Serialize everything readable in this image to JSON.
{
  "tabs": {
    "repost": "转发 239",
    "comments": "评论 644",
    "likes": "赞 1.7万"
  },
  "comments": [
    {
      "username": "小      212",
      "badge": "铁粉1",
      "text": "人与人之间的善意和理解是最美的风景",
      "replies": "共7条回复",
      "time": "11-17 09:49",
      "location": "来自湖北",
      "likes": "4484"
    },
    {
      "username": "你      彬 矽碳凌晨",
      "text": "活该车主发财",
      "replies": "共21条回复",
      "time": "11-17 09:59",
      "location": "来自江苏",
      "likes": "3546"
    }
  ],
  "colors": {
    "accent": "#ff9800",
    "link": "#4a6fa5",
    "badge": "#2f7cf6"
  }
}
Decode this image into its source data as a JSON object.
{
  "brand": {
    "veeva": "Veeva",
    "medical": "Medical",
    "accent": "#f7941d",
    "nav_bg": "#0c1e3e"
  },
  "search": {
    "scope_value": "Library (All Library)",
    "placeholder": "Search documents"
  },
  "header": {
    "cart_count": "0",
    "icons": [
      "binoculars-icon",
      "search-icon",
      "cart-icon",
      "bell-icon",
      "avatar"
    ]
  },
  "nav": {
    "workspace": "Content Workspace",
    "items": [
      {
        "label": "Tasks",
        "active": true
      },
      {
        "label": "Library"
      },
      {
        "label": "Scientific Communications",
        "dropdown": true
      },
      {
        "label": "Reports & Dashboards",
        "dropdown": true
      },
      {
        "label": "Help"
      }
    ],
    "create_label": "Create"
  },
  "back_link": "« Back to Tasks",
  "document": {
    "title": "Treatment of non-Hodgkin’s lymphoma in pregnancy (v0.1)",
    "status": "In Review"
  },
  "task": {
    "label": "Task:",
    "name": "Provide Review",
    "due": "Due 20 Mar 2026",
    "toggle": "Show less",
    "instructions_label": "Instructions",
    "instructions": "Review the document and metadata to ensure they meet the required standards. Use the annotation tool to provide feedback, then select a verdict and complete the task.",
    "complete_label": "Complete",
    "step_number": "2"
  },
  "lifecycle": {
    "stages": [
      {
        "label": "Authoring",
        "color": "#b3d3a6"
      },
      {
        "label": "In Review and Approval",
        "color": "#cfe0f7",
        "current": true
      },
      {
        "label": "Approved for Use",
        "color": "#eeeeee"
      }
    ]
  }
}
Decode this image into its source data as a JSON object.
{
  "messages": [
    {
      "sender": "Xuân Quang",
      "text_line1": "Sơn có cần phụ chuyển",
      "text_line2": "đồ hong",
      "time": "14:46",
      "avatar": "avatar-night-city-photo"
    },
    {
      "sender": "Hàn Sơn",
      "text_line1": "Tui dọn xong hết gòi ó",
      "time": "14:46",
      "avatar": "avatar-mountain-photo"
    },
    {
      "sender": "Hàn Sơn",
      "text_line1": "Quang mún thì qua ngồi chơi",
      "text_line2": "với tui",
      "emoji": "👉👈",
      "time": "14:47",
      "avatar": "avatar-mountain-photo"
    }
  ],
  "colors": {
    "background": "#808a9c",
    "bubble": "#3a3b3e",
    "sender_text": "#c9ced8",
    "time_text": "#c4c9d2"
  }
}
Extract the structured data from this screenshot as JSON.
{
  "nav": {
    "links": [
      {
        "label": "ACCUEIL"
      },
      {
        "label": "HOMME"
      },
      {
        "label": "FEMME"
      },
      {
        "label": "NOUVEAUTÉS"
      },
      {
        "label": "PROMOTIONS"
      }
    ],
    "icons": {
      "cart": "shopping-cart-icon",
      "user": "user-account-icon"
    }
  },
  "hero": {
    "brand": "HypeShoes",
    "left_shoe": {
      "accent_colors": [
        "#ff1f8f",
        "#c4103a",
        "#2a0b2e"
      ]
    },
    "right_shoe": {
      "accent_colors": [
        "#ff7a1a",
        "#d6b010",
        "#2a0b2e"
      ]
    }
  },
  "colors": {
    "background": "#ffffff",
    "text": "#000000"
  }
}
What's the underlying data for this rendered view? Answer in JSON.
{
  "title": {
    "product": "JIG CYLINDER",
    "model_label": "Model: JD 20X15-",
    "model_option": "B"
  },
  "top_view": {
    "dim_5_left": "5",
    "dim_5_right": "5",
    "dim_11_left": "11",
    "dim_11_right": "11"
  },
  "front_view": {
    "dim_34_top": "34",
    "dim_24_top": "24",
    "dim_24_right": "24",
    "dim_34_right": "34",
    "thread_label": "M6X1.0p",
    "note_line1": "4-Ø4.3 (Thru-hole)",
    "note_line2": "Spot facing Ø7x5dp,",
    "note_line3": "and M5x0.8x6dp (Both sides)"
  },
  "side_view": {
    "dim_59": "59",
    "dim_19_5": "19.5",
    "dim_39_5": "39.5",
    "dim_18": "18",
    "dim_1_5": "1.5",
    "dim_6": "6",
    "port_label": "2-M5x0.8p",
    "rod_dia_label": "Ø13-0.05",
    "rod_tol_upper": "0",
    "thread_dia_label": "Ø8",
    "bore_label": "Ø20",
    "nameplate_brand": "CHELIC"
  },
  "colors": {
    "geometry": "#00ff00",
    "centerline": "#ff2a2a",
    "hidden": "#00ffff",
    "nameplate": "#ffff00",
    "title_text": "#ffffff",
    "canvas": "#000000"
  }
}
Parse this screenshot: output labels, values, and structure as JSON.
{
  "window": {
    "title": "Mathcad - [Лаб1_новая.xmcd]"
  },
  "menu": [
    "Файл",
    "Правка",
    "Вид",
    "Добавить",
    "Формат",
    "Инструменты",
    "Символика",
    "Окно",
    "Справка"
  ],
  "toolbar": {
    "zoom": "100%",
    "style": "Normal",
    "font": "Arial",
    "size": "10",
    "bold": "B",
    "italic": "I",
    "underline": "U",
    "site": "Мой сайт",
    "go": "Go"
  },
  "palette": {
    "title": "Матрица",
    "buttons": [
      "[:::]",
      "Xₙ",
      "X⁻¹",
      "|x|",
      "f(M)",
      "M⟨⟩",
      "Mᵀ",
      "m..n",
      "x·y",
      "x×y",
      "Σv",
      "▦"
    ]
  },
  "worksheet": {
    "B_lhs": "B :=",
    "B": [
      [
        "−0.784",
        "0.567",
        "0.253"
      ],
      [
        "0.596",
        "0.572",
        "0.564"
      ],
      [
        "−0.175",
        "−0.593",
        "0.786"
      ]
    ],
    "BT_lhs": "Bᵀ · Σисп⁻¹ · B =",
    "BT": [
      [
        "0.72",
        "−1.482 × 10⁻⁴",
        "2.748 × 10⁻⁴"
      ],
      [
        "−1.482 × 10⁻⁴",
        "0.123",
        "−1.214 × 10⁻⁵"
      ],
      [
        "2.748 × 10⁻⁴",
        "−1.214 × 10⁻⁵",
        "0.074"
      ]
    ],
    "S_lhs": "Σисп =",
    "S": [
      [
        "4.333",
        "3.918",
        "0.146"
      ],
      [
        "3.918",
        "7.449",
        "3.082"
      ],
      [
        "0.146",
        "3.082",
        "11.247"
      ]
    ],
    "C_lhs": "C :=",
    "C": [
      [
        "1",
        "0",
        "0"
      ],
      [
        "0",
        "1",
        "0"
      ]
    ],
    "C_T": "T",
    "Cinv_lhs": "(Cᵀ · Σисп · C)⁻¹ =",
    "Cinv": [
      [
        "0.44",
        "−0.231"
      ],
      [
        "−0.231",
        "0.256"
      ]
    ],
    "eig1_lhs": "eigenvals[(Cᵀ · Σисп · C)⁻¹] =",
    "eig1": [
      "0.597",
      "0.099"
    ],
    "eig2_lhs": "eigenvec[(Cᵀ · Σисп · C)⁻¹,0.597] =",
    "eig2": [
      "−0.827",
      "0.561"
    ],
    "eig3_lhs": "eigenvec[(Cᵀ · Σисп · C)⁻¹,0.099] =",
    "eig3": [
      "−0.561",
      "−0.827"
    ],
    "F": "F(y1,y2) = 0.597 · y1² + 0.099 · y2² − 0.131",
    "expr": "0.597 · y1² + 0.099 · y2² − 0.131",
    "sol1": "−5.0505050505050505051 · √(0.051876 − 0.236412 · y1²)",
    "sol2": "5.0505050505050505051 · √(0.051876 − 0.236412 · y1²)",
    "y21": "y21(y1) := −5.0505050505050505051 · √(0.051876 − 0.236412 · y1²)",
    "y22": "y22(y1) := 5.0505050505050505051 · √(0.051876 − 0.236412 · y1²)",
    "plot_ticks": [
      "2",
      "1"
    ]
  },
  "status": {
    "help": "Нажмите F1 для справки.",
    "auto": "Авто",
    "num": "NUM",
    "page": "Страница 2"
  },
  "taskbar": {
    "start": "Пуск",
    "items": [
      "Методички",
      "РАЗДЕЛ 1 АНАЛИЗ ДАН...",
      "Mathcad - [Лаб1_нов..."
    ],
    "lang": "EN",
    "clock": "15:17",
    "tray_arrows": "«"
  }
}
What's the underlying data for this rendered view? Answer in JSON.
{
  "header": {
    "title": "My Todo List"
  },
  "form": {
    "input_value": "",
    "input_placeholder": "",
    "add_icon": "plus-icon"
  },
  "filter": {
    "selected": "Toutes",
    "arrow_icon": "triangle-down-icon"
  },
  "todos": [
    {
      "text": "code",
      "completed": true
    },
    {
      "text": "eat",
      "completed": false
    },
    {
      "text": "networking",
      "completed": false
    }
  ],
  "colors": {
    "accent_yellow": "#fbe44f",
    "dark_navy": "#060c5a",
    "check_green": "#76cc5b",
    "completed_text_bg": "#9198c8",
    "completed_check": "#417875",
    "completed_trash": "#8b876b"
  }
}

□ □ □

### What the task asks
Say how many lines have the string "background" in them, offering no words beyond the number.

### Reply to the exercise
2